(Data entries for graphics)
*****

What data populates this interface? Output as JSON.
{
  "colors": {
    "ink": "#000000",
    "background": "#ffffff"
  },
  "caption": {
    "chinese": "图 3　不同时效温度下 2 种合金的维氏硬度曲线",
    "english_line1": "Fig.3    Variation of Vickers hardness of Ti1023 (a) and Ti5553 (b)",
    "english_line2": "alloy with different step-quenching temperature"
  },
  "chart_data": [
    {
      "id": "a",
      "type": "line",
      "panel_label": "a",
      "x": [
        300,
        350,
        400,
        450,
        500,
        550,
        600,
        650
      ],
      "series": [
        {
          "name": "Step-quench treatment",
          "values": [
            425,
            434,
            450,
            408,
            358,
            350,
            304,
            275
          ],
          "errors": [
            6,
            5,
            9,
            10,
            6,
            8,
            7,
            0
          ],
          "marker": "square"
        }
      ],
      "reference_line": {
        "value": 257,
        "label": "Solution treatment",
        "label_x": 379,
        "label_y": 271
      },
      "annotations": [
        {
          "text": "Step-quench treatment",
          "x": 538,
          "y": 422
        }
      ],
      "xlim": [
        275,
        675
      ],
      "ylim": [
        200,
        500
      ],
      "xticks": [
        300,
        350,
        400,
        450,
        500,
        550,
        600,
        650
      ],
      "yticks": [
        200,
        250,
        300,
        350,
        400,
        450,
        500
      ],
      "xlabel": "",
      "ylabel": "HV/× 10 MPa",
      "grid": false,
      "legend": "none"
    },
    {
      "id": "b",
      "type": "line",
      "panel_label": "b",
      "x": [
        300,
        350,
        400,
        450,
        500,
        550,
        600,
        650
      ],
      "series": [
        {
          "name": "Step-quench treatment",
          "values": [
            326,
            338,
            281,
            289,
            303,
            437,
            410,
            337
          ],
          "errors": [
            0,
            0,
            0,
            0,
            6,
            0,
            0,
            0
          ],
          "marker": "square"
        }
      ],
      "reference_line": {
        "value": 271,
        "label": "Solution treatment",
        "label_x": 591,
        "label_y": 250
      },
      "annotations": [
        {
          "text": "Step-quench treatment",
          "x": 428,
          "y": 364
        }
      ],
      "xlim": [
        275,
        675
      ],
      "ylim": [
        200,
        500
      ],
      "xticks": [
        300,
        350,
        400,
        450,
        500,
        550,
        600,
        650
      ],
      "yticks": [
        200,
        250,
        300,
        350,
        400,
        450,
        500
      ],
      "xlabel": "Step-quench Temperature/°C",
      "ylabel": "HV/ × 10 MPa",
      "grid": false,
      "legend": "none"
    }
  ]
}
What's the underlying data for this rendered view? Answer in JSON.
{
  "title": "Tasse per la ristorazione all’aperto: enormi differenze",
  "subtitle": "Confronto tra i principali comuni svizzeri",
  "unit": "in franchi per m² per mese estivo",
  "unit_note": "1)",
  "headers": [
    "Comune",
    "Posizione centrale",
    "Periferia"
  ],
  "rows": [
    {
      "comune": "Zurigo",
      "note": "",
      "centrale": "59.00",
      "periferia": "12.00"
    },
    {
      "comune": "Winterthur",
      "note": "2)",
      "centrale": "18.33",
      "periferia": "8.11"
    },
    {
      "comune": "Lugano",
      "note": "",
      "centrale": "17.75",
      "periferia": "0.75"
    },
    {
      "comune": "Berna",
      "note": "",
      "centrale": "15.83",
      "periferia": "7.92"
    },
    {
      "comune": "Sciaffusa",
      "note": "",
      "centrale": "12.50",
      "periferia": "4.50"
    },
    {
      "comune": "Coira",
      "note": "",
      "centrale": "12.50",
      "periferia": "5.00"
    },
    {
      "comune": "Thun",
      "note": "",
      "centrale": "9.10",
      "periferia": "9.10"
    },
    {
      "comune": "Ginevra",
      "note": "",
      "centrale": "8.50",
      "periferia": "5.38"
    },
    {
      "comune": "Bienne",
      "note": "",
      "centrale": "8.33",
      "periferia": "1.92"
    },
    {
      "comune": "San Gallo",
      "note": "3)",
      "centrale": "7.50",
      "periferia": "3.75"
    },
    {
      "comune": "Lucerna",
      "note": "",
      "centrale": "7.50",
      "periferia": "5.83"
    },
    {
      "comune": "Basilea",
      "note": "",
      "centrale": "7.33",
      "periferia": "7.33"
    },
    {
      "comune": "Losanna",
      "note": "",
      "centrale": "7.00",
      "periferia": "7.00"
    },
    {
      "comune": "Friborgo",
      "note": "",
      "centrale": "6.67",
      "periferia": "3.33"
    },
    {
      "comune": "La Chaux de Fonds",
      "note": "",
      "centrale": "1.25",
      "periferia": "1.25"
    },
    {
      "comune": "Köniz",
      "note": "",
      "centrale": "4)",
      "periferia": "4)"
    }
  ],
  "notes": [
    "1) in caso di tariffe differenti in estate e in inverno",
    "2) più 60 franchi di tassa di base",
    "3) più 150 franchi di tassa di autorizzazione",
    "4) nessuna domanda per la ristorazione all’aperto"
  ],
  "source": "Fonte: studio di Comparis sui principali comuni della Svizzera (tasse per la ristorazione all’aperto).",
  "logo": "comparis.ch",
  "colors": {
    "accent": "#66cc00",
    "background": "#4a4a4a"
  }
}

*****

> **Description of the task**
Look above for lines with the word "xlabel" and copy them all.

> **Solution to this exercise**
      "xlabel": "",
      "xlabel": "Step-quench Temperature/°C",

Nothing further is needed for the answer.